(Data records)
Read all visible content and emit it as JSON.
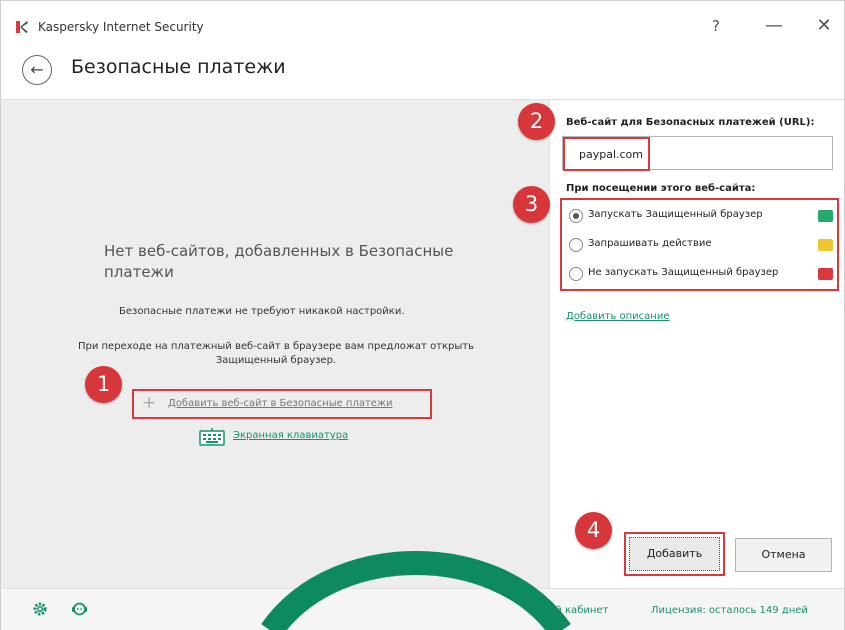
{
  "app": {
    "title": "Kaspersky Internet Security",
    "help": "?",
    "minimize": "—",
    "close": "✕"
  },
  "header": {
    "back": "←",
    "title": "Безопасные платежи"
  },
  "left_panel": {
    "empty_title": "Нет веб-сайтов, добавленных в Безопасные платежи",
    "empty_description": "Безопасные платежи не требуют никакой настройки.",
    "hint": "При переходе на платежный веб-сайт в браузере вам предложат открыть Защищенный браузер.",
    "add_site_plus": "+",
    "add_site_label": "Добавить веб-сайт в Безопасные платежи",
    "keyboard_label": "Экранная клавиатура"
  },
  "right_panel": {
    "url_label": "Веб-сайт для Безопасных платежей (URL):",
    "url_value": "paypal.com",
    "visit_label": "При посещении этого веб-сайта:",
    "options": [
      {
        "label": "Запускать Защищенный браузер",
        "checked": true,
        "color": "#24a86b"
      },
      {
        "label": "Запрашивать действие",
        "checked": false,
        "color": "#efc531"
      },
      {
        "label": "Не запускать Защищенный браузер",
        "checked": false,
        "color": "#d8393d"
      }
    ],
    "add_description": "Добавить описание",
    "add_button": "Добавить",
    "cancel_button": "Отмена"
  },
  "steps": [
    "1",
    "2",
    "3",
    "4"
  ],
  "footer": {
    "cabinet": "чный кабинет",
    "license": "Лицензия: осталось 149 дней"
  },
  "colors": {
    "accent_green": "#16906f",
    "marker_red": "#d7363a",
    "arc_green": "#0d8a5e"
  }
}
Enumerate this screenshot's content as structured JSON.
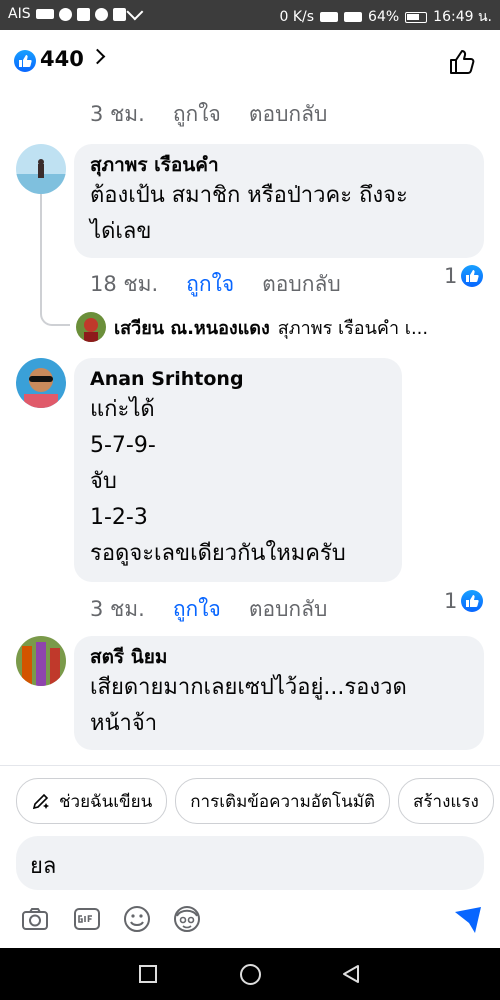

Task goal
Check each line of the records for the word "content" and extract those that contain it.

Task output
Read all visible content and emit it as JSON.
Enumerate this screenshot's content as structured JSON.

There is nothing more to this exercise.